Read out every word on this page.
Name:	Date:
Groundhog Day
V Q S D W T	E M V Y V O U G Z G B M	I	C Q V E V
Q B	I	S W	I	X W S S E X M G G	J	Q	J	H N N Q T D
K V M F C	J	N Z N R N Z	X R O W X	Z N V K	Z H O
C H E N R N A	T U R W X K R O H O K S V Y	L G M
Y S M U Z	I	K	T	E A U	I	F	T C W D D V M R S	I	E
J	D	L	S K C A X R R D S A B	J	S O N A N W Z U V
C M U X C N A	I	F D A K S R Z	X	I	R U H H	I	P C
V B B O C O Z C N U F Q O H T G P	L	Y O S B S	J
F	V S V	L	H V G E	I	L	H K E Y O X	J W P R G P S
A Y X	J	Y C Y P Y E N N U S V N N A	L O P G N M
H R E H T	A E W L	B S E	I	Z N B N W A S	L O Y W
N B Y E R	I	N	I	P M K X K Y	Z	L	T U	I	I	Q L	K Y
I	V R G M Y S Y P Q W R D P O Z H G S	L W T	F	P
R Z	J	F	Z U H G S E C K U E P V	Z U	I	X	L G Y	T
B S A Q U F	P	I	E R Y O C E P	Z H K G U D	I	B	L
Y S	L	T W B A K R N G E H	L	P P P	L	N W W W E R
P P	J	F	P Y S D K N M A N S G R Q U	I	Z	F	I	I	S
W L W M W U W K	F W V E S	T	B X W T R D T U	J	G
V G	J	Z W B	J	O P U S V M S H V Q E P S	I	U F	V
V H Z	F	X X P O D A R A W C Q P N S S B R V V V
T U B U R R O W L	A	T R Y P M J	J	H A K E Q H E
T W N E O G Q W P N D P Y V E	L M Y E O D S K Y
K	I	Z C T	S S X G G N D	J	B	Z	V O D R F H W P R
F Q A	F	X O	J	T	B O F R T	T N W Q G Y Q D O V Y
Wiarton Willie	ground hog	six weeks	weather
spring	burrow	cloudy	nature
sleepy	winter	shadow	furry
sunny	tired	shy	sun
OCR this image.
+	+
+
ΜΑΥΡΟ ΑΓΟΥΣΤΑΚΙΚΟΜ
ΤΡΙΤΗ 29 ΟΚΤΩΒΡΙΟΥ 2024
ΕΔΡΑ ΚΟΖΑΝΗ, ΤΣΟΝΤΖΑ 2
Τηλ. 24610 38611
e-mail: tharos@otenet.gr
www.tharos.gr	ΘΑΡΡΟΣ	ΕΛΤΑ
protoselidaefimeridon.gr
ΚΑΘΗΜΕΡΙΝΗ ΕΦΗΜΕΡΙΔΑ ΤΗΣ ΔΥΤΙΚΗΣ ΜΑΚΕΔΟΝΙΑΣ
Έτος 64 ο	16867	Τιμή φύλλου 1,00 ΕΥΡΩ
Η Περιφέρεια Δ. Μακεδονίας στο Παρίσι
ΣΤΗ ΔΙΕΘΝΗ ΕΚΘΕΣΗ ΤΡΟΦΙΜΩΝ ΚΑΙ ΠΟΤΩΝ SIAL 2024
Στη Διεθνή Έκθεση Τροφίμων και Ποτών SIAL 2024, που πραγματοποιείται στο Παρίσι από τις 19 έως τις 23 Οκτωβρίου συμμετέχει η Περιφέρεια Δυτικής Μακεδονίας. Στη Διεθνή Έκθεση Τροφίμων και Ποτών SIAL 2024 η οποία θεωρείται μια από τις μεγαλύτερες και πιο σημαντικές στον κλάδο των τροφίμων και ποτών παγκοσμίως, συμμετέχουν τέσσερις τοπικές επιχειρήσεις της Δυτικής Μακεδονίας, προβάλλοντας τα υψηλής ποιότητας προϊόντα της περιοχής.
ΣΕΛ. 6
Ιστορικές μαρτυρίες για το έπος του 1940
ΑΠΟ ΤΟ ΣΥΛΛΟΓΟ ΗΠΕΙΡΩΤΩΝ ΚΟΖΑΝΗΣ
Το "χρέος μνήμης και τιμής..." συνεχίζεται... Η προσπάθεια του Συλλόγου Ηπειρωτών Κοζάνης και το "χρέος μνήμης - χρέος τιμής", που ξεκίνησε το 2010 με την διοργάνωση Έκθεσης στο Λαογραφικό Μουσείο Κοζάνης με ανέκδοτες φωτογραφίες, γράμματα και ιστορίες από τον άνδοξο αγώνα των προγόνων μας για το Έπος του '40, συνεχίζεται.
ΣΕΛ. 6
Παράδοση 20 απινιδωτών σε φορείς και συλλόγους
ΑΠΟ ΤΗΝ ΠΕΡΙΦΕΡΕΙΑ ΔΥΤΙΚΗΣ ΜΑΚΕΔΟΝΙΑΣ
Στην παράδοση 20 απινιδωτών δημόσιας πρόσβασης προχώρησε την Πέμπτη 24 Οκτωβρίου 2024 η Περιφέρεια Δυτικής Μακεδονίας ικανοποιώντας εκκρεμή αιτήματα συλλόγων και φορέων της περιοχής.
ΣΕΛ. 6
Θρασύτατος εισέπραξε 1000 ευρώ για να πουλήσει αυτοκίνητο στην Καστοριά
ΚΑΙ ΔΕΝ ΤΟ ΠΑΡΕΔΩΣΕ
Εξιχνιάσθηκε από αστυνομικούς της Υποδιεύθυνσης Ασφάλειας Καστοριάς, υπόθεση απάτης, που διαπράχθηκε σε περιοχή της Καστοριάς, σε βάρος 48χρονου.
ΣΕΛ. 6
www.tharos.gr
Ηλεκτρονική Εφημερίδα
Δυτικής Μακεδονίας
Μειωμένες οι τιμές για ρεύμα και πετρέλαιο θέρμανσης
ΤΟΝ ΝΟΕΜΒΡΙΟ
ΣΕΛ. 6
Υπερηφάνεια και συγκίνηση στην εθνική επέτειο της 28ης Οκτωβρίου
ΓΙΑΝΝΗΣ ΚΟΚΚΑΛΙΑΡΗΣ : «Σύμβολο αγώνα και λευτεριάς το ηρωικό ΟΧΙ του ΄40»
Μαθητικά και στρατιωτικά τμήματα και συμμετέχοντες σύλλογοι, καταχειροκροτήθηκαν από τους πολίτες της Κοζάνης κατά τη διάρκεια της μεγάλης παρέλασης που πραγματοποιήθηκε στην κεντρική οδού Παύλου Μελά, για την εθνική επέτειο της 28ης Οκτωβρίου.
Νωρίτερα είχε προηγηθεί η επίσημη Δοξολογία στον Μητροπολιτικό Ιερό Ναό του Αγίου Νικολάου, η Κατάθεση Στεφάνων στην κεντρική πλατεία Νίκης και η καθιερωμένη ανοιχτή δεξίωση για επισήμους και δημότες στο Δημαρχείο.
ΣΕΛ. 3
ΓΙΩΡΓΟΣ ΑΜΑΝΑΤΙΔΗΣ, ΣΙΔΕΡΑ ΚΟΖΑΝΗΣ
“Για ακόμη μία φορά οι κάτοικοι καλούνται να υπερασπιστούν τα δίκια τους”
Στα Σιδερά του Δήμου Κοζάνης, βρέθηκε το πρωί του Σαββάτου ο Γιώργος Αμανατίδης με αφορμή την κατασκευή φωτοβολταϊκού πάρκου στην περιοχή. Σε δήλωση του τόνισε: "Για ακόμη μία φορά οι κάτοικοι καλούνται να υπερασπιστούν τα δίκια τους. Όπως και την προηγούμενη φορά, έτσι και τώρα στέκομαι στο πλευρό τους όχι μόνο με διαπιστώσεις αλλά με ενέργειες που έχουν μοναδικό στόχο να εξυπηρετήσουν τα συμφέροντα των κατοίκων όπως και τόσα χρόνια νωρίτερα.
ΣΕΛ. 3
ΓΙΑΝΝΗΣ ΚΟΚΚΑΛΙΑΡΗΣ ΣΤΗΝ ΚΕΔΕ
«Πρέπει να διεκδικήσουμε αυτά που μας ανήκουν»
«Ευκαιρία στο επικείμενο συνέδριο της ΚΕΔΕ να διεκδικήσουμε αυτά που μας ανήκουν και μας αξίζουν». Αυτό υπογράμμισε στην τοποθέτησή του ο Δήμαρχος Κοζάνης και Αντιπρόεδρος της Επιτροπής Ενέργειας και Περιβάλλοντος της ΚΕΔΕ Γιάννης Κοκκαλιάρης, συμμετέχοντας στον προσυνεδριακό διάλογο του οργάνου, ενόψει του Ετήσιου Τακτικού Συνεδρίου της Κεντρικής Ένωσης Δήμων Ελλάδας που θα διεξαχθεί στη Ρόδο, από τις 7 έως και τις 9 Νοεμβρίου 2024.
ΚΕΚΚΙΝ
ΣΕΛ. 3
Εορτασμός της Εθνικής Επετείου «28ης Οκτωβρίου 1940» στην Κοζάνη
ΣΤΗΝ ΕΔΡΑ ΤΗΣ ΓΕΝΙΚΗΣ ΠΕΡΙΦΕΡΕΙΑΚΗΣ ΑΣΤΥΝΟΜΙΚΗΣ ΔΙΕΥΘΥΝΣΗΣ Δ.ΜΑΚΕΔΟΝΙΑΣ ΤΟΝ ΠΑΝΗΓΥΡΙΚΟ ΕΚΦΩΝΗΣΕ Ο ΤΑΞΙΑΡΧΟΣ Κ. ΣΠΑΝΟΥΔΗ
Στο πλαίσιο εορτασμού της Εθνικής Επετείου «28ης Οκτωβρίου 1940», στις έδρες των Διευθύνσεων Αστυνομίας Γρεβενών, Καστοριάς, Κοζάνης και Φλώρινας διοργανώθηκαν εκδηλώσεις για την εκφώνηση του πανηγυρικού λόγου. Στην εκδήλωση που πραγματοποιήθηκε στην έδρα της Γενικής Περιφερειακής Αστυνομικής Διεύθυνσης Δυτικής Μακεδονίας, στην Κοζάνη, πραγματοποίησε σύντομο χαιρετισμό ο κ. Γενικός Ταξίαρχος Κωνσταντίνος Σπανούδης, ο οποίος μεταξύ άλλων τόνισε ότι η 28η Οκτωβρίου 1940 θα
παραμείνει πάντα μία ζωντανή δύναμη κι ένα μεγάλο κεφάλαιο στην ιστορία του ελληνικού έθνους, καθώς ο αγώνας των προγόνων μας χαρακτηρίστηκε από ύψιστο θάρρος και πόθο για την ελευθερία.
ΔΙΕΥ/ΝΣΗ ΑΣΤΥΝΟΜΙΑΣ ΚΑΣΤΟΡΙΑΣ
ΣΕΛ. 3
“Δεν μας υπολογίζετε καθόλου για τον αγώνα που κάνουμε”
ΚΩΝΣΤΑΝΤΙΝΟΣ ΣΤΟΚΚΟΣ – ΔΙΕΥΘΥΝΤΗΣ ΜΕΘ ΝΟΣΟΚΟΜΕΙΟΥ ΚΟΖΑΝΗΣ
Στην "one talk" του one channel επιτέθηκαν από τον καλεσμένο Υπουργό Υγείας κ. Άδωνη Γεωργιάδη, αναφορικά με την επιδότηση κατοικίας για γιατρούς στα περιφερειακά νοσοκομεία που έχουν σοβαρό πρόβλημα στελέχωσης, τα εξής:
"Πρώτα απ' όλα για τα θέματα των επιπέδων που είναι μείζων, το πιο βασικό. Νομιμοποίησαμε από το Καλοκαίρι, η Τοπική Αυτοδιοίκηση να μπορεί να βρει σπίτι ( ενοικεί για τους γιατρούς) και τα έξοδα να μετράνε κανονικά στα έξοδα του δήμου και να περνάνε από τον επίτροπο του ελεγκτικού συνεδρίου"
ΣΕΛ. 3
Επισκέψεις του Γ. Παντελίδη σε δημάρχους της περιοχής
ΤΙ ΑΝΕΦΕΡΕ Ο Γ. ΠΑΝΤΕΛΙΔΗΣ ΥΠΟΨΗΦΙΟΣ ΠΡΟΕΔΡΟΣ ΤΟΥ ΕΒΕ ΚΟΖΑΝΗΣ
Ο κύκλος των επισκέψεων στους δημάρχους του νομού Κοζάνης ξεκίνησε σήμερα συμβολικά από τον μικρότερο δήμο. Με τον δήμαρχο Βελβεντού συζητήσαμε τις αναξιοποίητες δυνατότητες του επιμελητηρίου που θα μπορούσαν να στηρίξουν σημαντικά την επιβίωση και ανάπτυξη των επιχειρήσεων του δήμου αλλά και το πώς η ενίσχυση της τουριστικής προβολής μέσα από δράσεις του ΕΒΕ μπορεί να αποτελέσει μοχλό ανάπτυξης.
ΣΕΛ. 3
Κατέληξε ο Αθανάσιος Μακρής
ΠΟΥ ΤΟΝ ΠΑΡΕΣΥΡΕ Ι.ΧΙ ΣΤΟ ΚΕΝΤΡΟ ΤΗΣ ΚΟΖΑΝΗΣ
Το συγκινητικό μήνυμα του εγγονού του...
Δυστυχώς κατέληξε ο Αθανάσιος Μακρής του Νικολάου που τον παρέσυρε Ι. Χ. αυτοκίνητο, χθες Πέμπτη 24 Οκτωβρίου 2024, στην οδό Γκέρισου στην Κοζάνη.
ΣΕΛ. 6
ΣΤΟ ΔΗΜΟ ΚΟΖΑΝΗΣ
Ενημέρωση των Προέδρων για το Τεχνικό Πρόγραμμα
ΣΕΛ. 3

════════════════════

_Short exercise_
Gather every line from the listing above in which the word "Αθανάσιος" appears.

_Answer to the exercise_
Κατέληξε ο Αθανάσιος Μακρής
Δυστυχώς κατέληξε ο Αθανάσιος Μακρής του Νικολάου που τον παρέσυρε Ι. Χ. αυτοκίνητο, χθες Πέμπτη 24 Οκτωβρίου 2024, στην οδό Γκέρισου στην Κοζάνη.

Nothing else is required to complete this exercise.